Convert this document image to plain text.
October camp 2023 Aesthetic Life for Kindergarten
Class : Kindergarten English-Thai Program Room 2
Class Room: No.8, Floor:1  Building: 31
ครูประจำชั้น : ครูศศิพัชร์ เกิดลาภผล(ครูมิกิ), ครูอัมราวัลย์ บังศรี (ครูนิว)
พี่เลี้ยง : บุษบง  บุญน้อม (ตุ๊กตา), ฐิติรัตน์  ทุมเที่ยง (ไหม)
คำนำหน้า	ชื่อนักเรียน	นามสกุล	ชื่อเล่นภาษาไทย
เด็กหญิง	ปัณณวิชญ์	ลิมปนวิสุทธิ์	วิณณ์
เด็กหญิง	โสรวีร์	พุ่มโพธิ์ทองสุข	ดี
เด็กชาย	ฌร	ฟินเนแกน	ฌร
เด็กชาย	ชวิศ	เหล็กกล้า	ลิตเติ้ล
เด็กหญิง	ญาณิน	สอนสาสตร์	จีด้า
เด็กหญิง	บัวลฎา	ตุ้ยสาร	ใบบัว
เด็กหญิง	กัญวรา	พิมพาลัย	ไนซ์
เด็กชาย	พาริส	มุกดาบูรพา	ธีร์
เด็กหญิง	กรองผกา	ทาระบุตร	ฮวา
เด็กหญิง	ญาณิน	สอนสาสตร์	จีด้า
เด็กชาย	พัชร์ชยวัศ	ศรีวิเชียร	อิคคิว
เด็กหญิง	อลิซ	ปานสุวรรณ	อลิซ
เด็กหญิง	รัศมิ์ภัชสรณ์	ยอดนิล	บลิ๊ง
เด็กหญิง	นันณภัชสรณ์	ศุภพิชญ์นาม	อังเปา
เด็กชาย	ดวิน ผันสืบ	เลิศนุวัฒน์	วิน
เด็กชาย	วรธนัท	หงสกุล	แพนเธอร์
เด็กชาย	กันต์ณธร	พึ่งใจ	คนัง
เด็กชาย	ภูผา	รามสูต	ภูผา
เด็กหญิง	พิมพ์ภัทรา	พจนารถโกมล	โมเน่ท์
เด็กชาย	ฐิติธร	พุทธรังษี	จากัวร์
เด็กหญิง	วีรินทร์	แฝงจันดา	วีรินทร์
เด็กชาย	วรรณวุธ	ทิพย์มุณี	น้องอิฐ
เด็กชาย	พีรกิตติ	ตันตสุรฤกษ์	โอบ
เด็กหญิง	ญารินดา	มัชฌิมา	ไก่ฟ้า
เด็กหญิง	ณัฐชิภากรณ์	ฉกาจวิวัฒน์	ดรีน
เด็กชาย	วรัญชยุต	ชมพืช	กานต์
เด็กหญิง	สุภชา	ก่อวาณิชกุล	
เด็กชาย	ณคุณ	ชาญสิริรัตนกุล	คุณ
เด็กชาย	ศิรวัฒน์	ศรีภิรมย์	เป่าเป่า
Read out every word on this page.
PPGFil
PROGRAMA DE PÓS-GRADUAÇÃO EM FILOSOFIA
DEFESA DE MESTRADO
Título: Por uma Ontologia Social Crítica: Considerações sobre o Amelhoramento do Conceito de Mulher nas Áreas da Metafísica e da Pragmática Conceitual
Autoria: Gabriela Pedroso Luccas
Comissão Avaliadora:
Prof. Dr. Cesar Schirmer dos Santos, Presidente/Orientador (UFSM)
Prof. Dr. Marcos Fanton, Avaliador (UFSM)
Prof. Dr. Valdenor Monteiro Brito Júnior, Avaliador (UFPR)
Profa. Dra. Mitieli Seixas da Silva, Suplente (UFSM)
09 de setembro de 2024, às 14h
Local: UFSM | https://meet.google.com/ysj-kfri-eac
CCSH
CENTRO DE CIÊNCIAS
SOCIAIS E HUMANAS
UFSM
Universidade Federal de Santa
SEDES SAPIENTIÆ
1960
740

════

**Problem**
Every entry needs to be retyped exactly.

**Expected answer**
Convert this document image to plain text.
October camp 2023 Aesthetic Life for Kindergarten
Class : Kindergarten English-Thai Program Room 2
Class Room: No.8, Floor:1  Building: 31
ครูประจำชั้น : ครูศศิพัชร์ เกิดลาภผล(ครูมิกิ), ครูอัมราวัลย์ บังศรี (ครูนิว)
พี่เลี้ยง : บุษบง  บุญน้อม (ตุ๊กตา), ฐิติรัตน์  ทุมเที่ยง (ไหม)
คำนำหน้า	ชื่อนักเรียน	นามสกุล	ชื่อเล่นภาษาไทย
เด็กหญิง	ปัณณวิชญ์	ลิมปนวิสุทธิ์	วิณณ์
เด็กหญิง	โสรวีร์	พุ่มโพธิ์ทองสุข	ดี
เด็กชาย	ฌร	ฟินเนแกน	ฌร
เด็กชาย	ชวิศ	เหล็กกล้า	ลิตเติ้ล
เด็กหญิง	ญาณิน	สอนสาสตร์	จีด้า
เด็กหญิง	บัวลฎา	ตุ้ยสาร	ใบบัว
เด็กหญิง	กัญวรา	พิมพาลัย	ไนซ์
เด็กชาย	พาริส	มุกดาบูรพา	ธีร์
เด็กหญิง	กรองผกา	ทาระบุตร	ฮวา
เด็กหญิง	ญาณิน	สอนสาสตร์	จีด้า
เด็กชาย	พัชร์ชยวัศ	ศรีวิเชียร	อิคคิว
เด็กหญิง	อลิซ	ปานสุวรรณ	อลิซ
เด็กหญิง	รัศมิ์ภัชสรณ์	ยอดนิล	บลิ๊ง
เด็กหญิง	นันณภัชสรณ์	ศุภพิชญ์นาม	อังเปา
เด็กชาย	ดวิน ผันสืบ	เลิศนุวัฒน์	วิน
เด็กชาย	วรธนัท	หงสกุล	แพนเธอร์
เด็กชาย	กันต์ณธร	พึ่งใจ	คนัง
เด็กชาย	ภูผา	รามสูต	ภูผา
เด็กหญิง	พิมพ์ภัทรา	พจนารถโกมล	โมเน่ท์
เด็กชาย	ฐิติธร	พุทธรังษี	จากัวร์
เด็กหญิง	วีรินทร์	แฝงจันดา	วีรินทร์
เด็กชาย	วรรณวุธ	ทิพย์มุณี	น้องอิฐ
เด็กชาย	พีรกิตติ	ตันตสุรฤกษ์	โอบ
เด็กหญิง	ญารินดา	มัชฌิมา	ไก่ฟ้า
เด็กหญิง	ณัฐชิภากรณ์	ฉกาจวิวัฒน์	ดรีน
เด็กชาย	วรัญชยุต	ชมพืช	กานต์
เด็กหญิง	สุภชา	ก่อวาณิชกุล	
เด็กชาย	ณคุณ	ชาญสิริรัตนกุล	คุณ
เด็กชาย	ศิรวัฒน์	ศรีภิรมย์	เป่าเป่า
Read out every word on this page.
PPGFil
PROGRAMA DE PÓS-GRADUAÇÃO EM FILOSOFIA
DEFESA DE MESTRADO
Título: Por uma Ontologia Social Crítica: Considerações sobre o Amelhoramento do Conceito de Mulher nas Áreas da Metafísica e da Pragmática Conceitual
Autoria: Gabriela Pedroso Luccas
Comissão Avaliadora:
Prof. Dr. Cesar Schirmer dos Santos, Presidente/Orientador (UFSM)
Prof. Dr. Marcos Fanton, Avaliador (UFSM)
Prof. Dr. Valdenor Monteiro Brito Júnior, Avaliador (UFPR)
Profa. Dra. Mitieli Seixas da Silva, Suplente (UFSM)
09 de setembro de 2024, às 14h
Local: UFSM | https://meet.google.com/ysj-kfri-eac
CCSH
CENTRO DE CIÊNCIAS
SOCIAIS E HUMANAS
UFSM
Universidade Federal de Santa
SEDES SAPIENTIÆ
1960
740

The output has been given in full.